→ Challenge: Using the entries below, return word for word the lines from the one containing "Decode this image" up to and including the last.

Stored entries
* Begin *
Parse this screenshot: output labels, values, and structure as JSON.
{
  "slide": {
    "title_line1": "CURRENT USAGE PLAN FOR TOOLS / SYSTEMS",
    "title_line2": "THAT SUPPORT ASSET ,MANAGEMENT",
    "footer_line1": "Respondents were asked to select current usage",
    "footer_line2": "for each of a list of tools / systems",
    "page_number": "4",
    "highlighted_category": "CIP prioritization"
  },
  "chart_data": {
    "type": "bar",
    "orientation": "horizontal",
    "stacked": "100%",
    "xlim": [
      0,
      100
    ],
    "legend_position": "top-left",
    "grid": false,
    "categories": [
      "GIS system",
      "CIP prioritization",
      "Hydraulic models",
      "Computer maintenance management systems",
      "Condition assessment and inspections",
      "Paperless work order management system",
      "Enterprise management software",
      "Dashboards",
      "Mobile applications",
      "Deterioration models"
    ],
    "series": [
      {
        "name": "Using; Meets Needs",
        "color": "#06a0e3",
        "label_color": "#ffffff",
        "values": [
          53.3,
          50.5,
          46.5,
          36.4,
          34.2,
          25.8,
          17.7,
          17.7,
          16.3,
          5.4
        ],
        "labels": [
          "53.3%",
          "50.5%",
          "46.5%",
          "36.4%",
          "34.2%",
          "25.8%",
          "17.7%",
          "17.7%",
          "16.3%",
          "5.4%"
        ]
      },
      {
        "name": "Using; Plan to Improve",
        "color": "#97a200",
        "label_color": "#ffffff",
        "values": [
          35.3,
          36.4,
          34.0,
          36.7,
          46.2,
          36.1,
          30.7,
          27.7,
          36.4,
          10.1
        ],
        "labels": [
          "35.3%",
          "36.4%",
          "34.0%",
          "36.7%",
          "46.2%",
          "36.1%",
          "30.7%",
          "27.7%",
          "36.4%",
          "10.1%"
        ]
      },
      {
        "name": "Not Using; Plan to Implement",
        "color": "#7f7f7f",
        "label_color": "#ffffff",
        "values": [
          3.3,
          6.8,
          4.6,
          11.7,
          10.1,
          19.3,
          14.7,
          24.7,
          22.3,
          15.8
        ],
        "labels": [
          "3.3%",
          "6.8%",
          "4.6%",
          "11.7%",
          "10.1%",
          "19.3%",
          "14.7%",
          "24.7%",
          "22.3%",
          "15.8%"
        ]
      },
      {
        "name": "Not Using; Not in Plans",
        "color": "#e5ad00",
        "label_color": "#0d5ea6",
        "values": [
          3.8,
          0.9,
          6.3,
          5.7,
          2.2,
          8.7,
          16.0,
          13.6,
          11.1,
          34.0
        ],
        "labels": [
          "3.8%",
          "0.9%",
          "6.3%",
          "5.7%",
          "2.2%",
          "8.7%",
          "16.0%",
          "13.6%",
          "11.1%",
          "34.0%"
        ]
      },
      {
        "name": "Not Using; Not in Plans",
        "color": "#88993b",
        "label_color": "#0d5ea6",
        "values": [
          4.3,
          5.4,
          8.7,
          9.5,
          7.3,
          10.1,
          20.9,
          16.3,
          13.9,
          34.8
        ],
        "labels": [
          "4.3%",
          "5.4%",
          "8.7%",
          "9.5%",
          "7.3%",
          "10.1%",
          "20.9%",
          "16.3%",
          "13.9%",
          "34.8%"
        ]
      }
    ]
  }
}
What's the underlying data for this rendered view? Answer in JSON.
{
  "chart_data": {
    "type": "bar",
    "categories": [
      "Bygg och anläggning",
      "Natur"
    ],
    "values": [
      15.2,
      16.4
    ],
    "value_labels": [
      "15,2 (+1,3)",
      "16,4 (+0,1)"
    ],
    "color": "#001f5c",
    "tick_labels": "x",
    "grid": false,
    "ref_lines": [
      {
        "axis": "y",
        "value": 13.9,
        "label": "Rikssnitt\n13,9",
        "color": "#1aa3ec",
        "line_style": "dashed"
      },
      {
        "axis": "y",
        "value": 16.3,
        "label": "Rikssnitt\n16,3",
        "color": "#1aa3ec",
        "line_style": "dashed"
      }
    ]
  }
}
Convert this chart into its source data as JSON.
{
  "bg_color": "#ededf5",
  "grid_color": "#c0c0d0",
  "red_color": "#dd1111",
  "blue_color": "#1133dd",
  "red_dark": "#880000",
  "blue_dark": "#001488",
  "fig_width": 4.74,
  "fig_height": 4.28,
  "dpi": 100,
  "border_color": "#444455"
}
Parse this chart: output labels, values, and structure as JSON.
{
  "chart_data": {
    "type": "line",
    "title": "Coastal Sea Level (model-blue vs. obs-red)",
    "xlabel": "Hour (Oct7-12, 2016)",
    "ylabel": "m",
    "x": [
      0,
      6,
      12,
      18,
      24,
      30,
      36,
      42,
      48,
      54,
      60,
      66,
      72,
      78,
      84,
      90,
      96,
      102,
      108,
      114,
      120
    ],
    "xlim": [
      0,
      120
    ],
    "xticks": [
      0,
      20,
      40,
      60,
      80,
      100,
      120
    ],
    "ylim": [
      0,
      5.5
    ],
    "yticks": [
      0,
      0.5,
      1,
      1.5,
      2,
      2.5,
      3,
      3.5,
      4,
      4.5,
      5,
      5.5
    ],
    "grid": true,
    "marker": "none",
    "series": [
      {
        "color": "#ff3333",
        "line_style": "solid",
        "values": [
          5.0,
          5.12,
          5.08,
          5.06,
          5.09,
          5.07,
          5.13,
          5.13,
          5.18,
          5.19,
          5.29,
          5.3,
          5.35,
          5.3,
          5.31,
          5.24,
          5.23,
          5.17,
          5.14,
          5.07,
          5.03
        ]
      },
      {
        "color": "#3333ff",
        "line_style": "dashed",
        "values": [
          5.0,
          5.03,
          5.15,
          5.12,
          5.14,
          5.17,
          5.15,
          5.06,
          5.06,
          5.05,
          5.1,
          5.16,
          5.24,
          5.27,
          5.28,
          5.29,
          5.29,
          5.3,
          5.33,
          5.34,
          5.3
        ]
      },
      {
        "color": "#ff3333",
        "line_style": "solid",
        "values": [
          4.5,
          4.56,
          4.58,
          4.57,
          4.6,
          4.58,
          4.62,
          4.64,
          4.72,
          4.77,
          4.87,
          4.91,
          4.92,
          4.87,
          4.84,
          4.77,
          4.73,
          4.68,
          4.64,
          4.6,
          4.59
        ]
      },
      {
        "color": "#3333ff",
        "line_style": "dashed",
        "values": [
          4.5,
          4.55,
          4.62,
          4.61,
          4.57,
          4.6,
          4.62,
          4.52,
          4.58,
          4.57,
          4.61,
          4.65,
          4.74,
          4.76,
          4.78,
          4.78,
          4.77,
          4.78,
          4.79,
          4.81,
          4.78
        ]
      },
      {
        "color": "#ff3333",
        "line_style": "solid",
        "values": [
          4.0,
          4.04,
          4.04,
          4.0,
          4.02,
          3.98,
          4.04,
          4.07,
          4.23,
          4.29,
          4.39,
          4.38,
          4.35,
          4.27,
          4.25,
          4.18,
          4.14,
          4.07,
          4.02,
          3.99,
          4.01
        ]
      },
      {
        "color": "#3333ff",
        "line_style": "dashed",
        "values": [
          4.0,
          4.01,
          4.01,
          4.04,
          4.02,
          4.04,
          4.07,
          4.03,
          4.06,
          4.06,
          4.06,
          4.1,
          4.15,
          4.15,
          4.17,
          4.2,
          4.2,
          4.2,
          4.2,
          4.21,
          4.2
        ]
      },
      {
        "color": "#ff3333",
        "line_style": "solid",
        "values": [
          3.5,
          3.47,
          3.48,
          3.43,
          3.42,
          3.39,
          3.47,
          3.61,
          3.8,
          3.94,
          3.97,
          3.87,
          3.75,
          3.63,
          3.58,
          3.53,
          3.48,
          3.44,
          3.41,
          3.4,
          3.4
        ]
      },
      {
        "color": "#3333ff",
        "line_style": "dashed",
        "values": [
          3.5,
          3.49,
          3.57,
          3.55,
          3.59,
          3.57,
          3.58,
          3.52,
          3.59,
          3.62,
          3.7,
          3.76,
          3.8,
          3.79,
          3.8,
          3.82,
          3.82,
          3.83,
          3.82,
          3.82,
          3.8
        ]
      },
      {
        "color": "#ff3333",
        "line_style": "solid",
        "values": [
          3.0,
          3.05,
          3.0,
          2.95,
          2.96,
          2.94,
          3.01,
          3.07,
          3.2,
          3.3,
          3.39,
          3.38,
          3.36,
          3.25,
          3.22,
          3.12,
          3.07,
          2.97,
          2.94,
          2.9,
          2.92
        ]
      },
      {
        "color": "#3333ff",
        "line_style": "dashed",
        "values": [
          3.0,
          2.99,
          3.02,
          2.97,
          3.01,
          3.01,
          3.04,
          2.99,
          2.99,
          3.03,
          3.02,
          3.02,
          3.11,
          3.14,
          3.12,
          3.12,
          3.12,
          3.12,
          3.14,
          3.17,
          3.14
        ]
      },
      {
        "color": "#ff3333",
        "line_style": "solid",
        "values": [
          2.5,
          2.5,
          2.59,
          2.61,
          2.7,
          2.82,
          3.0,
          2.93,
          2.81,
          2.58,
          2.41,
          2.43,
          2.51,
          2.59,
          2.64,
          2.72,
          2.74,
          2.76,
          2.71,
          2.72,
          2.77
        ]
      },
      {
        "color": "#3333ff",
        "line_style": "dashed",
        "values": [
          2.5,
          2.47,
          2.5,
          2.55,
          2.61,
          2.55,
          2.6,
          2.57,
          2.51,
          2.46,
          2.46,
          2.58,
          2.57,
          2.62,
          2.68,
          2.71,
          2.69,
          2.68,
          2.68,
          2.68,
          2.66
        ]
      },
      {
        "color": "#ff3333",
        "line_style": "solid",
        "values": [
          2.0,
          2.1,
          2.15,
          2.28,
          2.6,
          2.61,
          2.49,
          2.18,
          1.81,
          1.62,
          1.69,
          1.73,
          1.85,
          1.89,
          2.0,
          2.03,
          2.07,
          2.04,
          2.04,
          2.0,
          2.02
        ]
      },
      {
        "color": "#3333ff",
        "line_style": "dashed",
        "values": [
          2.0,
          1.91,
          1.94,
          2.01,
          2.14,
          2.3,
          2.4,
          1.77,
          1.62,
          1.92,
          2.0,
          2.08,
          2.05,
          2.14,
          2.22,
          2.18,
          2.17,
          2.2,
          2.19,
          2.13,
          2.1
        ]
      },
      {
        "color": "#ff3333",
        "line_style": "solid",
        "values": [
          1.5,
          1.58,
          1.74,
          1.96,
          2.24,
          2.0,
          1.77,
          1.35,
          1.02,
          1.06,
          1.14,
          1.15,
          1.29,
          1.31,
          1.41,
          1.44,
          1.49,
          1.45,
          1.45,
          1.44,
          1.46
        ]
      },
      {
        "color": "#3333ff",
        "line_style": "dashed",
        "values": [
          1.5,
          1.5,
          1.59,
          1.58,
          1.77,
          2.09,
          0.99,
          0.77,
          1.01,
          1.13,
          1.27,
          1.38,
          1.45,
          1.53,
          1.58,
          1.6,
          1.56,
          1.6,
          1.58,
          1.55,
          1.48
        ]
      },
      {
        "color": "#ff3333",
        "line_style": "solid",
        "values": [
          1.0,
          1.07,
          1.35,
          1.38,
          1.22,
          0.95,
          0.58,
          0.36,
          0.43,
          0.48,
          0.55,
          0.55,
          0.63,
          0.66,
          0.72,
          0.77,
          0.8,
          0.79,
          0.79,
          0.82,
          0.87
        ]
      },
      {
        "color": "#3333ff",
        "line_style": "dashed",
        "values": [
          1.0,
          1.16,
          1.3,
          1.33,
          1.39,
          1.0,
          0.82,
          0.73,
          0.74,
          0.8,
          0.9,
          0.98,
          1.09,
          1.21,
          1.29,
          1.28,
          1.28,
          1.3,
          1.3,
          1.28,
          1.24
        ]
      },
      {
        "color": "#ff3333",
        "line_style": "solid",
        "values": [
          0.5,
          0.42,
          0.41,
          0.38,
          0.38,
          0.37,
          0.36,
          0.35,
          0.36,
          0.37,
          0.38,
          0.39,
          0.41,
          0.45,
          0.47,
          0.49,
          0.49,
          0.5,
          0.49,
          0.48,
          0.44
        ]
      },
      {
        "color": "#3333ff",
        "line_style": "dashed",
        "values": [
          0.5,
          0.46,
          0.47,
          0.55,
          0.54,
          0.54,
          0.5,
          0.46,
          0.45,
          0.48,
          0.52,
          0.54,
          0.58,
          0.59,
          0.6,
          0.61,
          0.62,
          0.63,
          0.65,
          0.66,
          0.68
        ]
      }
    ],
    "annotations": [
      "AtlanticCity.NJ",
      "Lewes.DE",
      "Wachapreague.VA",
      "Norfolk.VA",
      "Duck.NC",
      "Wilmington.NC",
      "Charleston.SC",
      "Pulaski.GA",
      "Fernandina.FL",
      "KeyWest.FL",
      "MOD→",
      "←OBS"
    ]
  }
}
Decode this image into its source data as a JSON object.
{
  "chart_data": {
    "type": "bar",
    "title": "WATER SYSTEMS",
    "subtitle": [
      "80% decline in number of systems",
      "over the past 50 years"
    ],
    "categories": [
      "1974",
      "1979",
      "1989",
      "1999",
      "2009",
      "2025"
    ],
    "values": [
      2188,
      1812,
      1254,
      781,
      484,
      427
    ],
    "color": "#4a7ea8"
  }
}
* End *
→ Correct response:
Decode this image into its source data as a JSON object.
{
  "chart_data": {
    "type": "bar",
    "title": "WATER SYSTEMS",
    "subtitle": [
      "80% decline in number of systems",
      "over the past 50 years"
    ],
    "categories": [
      "1974",
      "1979",
      "1989",
      "1999",
      "2009",
      "2025"
    ],
    "values": [
      2188,
      1812,
      1254,
      781,
      484,
      427
    ],
    "color": "#4a7ea8"
  }
}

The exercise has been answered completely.